Dataset records:
============
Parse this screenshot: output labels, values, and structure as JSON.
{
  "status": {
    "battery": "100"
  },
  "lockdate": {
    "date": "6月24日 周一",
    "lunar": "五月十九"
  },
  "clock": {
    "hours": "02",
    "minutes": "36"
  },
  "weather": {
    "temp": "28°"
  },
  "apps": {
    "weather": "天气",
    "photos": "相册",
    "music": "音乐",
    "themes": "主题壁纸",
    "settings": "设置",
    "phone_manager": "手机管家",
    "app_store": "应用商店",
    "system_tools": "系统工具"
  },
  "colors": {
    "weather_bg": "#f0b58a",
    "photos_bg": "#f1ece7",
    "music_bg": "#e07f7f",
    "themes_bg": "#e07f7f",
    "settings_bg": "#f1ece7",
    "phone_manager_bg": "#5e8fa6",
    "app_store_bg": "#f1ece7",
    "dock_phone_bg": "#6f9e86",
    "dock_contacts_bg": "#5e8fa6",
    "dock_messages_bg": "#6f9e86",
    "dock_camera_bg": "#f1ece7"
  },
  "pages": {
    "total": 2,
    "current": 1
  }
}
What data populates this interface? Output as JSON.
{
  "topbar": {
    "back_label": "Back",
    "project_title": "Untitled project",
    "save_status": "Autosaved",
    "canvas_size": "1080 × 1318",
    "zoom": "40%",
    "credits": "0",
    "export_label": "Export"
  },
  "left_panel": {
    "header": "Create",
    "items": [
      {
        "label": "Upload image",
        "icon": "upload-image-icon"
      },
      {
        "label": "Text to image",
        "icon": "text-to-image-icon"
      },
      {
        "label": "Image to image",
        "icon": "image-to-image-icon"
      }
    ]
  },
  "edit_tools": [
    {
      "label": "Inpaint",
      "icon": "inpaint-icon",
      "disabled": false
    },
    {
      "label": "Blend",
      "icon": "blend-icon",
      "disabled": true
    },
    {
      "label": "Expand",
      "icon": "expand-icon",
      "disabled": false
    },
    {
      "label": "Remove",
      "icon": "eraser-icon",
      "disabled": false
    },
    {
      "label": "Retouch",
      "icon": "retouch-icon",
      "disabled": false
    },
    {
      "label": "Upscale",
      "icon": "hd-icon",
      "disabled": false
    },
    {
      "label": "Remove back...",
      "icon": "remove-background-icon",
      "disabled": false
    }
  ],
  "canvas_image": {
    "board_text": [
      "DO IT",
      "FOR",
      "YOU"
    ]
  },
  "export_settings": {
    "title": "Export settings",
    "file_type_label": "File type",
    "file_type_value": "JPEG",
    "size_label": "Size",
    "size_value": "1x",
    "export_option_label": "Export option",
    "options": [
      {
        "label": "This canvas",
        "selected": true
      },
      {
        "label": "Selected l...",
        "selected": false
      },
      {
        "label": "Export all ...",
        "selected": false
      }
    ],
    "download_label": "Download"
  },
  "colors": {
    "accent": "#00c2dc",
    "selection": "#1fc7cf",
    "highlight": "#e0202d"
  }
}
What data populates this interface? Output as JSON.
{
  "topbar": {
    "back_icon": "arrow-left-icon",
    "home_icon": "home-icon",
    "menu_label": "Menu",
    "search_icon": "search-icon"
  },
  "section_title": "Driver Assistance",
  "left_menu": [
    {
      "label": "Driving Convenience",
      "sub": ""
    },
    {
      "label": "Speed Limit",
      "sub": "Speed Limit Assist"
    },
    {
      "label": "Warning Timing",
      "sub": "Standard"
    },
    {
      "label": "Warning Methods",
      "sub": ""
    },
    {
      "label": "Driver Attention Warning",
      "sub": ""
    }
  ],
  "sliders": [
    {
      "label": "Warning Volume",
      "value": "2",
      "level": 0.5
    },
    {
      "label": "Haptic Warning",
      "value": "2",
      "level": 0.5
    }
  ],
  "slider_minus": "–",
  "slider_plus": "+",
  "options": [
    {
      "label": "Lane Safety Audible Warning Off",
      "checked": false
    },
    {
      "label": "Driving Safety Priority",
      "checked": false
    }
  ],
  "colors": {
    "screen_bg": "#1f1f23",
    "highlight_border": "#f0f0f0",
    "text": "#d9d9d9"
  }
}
============
Requirements: Every line above should be written out again exactly as it stands.

The result:
Parse this screenshot: output labels, values, and structure as JSON.
{
  "status": {
    "battery": "100"
  },
  "lockdate": {
    "date": "6月24日 周一",
    "lunar": "五月十九"
  },
  "clock": {
    "hours": "02",
    "minutes": "36"
  },
  "weather": {
    "temp": "28°"
  },
  "apps": {
    "weather": "天气",
    "photos": "相册",
    "music": "音乐",
    "themes": "主题壁纸",
    "settings": "设置",
    "phone_manager": "手机管家",
    "app_store": "应用商店",
    "system_tools": "系统工具"
  },
  "colors": {
    "weather_bg": "#f0b58a",
    "photos_bg": "#f1ece7",
    "music_bg": "#e07f7f",
    "themes_bg": "#e07f7f",
    "settings_bg": "#f1ece7",
    "phone_manager_bg": "#5e8fa6",
    "app_store_bg": "#f1ece7",
    "dock_phone_bg": "#6f9e86",
    "dock_contacts_bg": "#5e8fa6",
    "dock_messages_bg": "#6f9e86",
    "dock_camera_bg": "#f1ece7"
  },
  "pages": {
    "total": 2,
    "current": 1
  }
}
What data populates this interface? Output as JSON.
{
  "topbar": {
    "back_label": "Back",
    "project_title": "Untitled project",
    "save_status": "Autosaved",
    "canvas_size": "1080 × 1318",
    "zoom": "40%",
    "credits": "0",
    "export_label": "Export"
  },
  "left_panel": {
    "header": "Create",
    "items": [
      {
        "label": "Upload image",
        "icon": "upload-image-icon"
      },
      {
        "label": "Text to image",
        "icon": "text-to-image-icon"
      },
      {
        "label": "Image to image",
        "icon": "image-to-image-icon"
      }
    ]
  },
  "edit_tools": [
    {
      "label": "Inpaint",
      "icon": "inpaint-icon",
      "disabled": false
    },
    {
      "label": "Blend",
      "icon": "blend-icon",
      "disabled": true
    },
    {
      "label": "Expand",
      "icon": "expand-icon",
      "disabled": false
    },
    {
      "label": "Remove",
      "icon": "eraser-icon",
      "disabled": false
    },
    {
      "label": "Retouch",
      "icon": "retouch-icon",
      "disabled": false
    },
    {
      "label": "Upscale",
      "icon": "hd-icon",
      "disabled": false
    },
    {
      "label": "Remove back...",
      "icon": "remove-background-icon",
      "disabled": false
    }
  ],
  "canvas_image": {
    "board_text": [
      "DO IT",
      "FOR",
      "YOU"
    ]
  },
  "export_settings": {
    "title": "Export settings",
    "file_type_label": "File type",
    "file_type_value": "JPEG",
    "size_label": "Size",
    "size_value": "1x",
    "export_option_label": "Export option",
    "options": [
      {
        "label": "This canvas",
        "selected": true
      },
      {
        "label": "Selected l...",
        "selected": false
      },
      {
        "label": "Export all ...",
        "selected": false
      }
    ],
    "download_label": "Download"
  },
  "colors": {
    "accent": "#00c2dc",
    "selection": "#1fc7cf",
    "highlight": "#e0202d"
  }
}
What data populates this interface? Output as JSON.
{
  "topbar": {
    "back_icon": "arrow-left-icon",
    "home_icon": "home-icon",
    "menu_label": "Menu",
    "search_icon": "search-icon"
  },
  "section_title": "Driver Assistance",
  "left_menu": [
    {
      "label": "Driving Convenience",
      "sub": ""
    },
    {
      "label": "Speed Limit",
      "sub": "Speed Limit Assist"
    },
    {
      "label": "Warning Timing",
      "sub": "Standard"
    },
    {
      "label": "Warning Methods",
      "sub": ""
    },
    {
      "label": "Driver Attention Warning",
      "sub": ""
    }
  ],
  "sliders": [
    {
      "label": "Warning Volume",
      "value": "2",
      "level": 0.5
    },
    {
      "label": "Haptic Warning",
      "value": "2",
      "level": 0.5
    }
  ],
  "slider_minus": "–",
  "slider_plus": "+",
  "options": [
    {
      "label": "Lane Safety Audible Warning Off",
      "checked": false
    },
    {
      "label": "Driving Safety Priority",
      "checked": false
    }
  ],
  "colors": {
    "screen_bg": "#1f1f23",
    "highlight_border": "#f0f0f0",
    "text": "#d9d9d9"
  }
}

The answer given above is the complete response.